Data shown:

+++

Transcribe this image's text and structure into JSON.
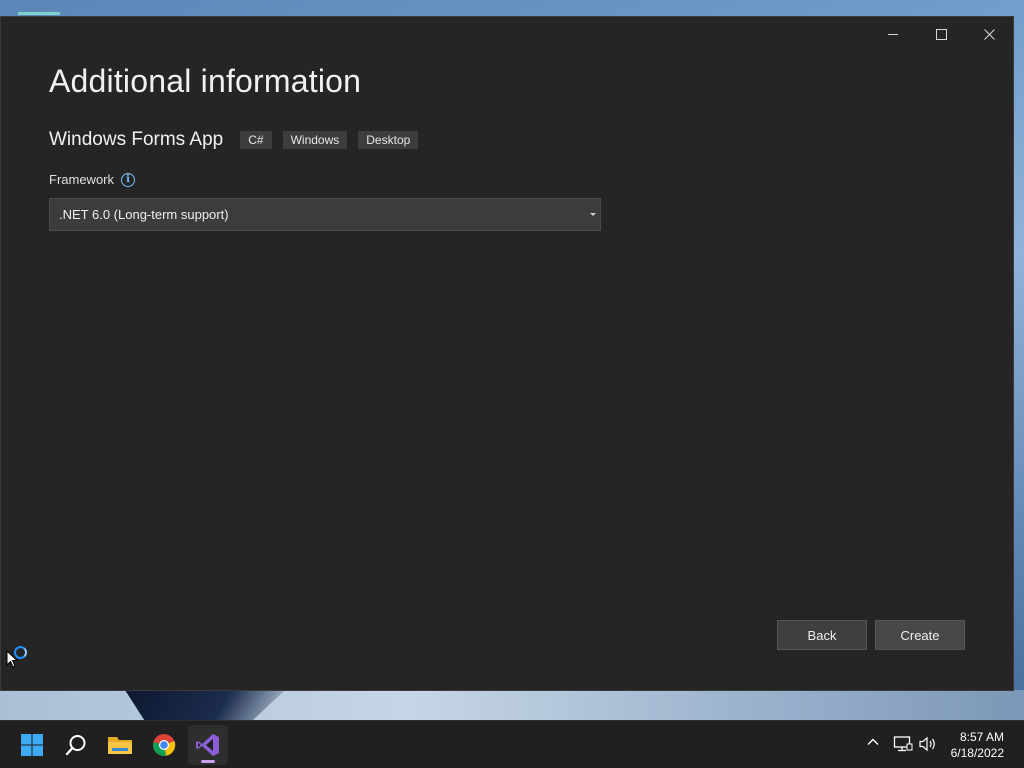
{
  "window": {
    "title": "Additional information",
    "project_name": "Windows Forms App",
    "tags": [
      "C#",
      "Windows",
      "Desktop"
    ],
    "framework_label": "Framework",
    "framework_selected": ".NET 6.0 (Long-term support)",
    "back_label": "Back",
    "create_label": "Create",
    "controls": [
      "minimize-icon",
      "maximize-icon",
      "close-icon"
    ]
  },
  "taskbar": {
    "icons": [
      "windows-start-icon",
      "search-icon",
      "file-explorer-icon",
      "chrome-icon",
      "visual-studio-icon"
    ],
    "active": "visual-studio-icon",
    "time": "8:57 AM",
    "date": "6/18/2022",
    "tray_icons": [
      "chevron-up-icon",
      "network-icon",
      "volume-icon"
    ]
  },
  "colors": {
    "window_bg": "#252526",
    "accent_vs": "#c9a2f0",
    "info": "#75beff"
  }
}
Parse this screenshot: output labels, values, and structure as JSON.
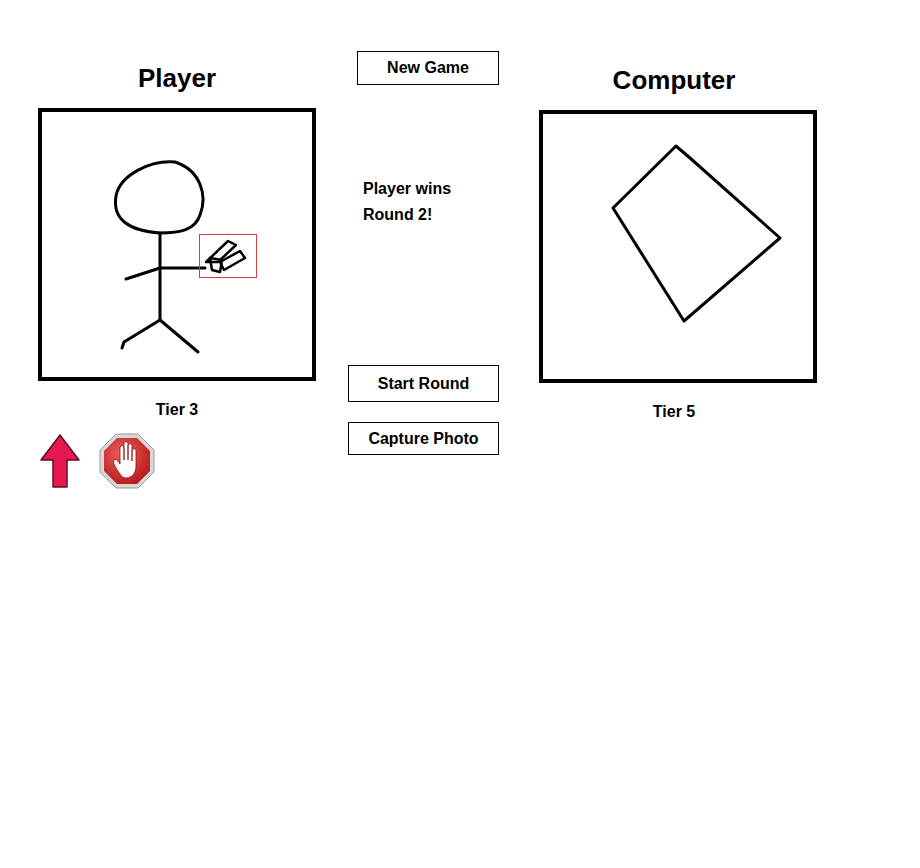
{
  "panels": [
    {
      "name": "Player",
      "tier": "Tier 3",
      "kind": "scissors",
      "highlighted": true,
      "controls": [
        {
          "kind": "arrow"
        },
        {
          "kind": "stop"
        }
      ]
    },
    {
      "name": "Computer",
      "tier": "Tier 5",
      "kind": "paper",
      "highlighted": false,
      "controls": []
    }
  ],
  "status": "Player wins Round 2!",
  "buttons": [
    {
      "label": "New Game",
      "kind": "new"
    },
    {
      "label": "Start Round",
      "kind": "start"
    },
    {
      "label": "Capture Photo",
      "kind": "capture"
    }
  ]
}
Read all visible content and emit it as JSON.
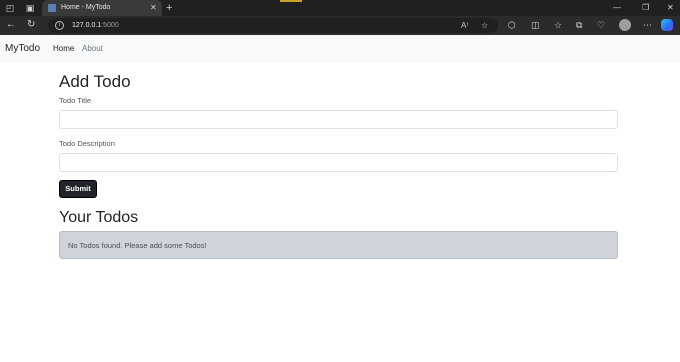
{
  "browser": {
    "tab_title": "Home - MyTodo",
    "tab_close": "✕",
    "new_tab": "+",
    "url_host": "127.0.0.1",
    "url_port": ":5000",
    "window_controls": {
      "minimize": "—",
      "restore": "❐",
      "close": "✕"
    },
    "icons": [
      "workspaces-icon",
      "tab-actions-icon",
      "back-icon",
      "refresh-icon",
      "read-aloud-icon",
      "favorite-icon",
      "extensions-icon",
      "split-screen-icon",
      "favorites-bar-icon",
      "collections-icon",
      "browser-essentials-icon",
      "profile-icon",
      "more-icon",
      "copilot-icon"
    ]
  },
  "navbar": {
    "brand": "MyTodo",
    "links": [
      "Home",
      "About"
    ]
  },
  "form": {
    "heading": "Add Todo",
    "title_label": "Todo Title",
    "title_value": "",
    "desc_label": "Todo Description",
    "desc_value": "",
    "submit_label": "Submit"
  },
  "todos": {
    "heading": "Your Todos",
    "empty_message": "No Todos found. Please add some Todos!"
  },
  "colors": {
    "browser_dark": "#202020",
    "navbar_bg": "#f8f9fa",
    "button_bg": "#212529",
    "alert_bg": "#cfd4da"
  }
}
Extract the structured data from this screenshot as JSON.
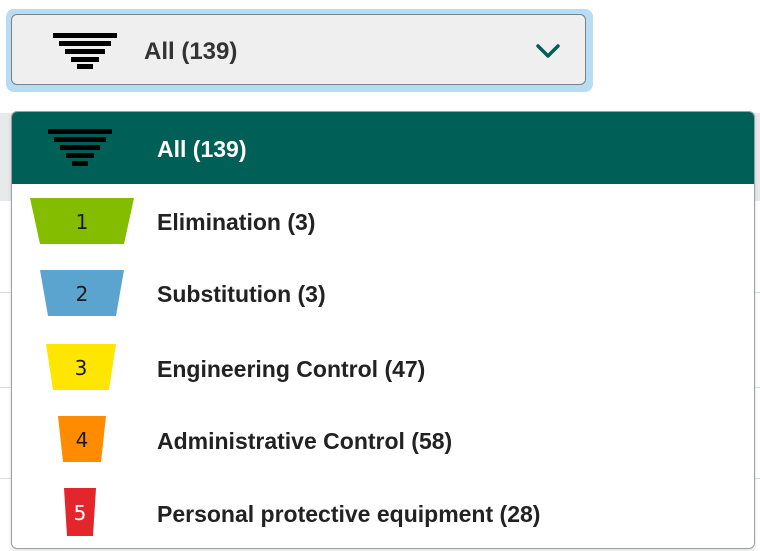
{
  "select": {
    "value_label": "All (139)",
    "icon": "funnel-stack-icon",
    "chevron_icon": "chevron-down-icon"
  },
  "options": [
    {
      "label": "All (139)",
      "icon": "funnel-stack-icon",
      "selected": true
    },
    {
      "label": "Elimination (3)",
      "level": "1",
      "color": "#84bd00",
      "text_color": "#1a1a1a"
    },
    {
      "label": "Substitution (3)",
      "level": "2",
      "color": "#5ba4cf",
      "text_color": "#1a1a1a"
    },
    {
      "label": "Engineering Control (47)",
      "level": "3",
      "color": "#ffe600",
      "text_color": "#1a1a1a"
    },
    {
      "label": "Administrative Control (58)",
      "level": "4",
      "color": "#ff8c00",
      "text_color": "#1a1a1a"
    },
    {
      "label": "Personal protective equipment (28)",
      "level": "5",
      "color": "#e3262b",
      "text_color": "#ffffff"
    }
  ],
  "colors": {
    "selected_bg": "#005f57",
    "focus_ring": "#b7dcf4",
    "control_bg": "#efefef"
  }
}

+++

Brief: Select every line in the records above that contains the word "studio".

Solved exercise:
      "visual-studio-icon"
    "active": "visual-studio-icon",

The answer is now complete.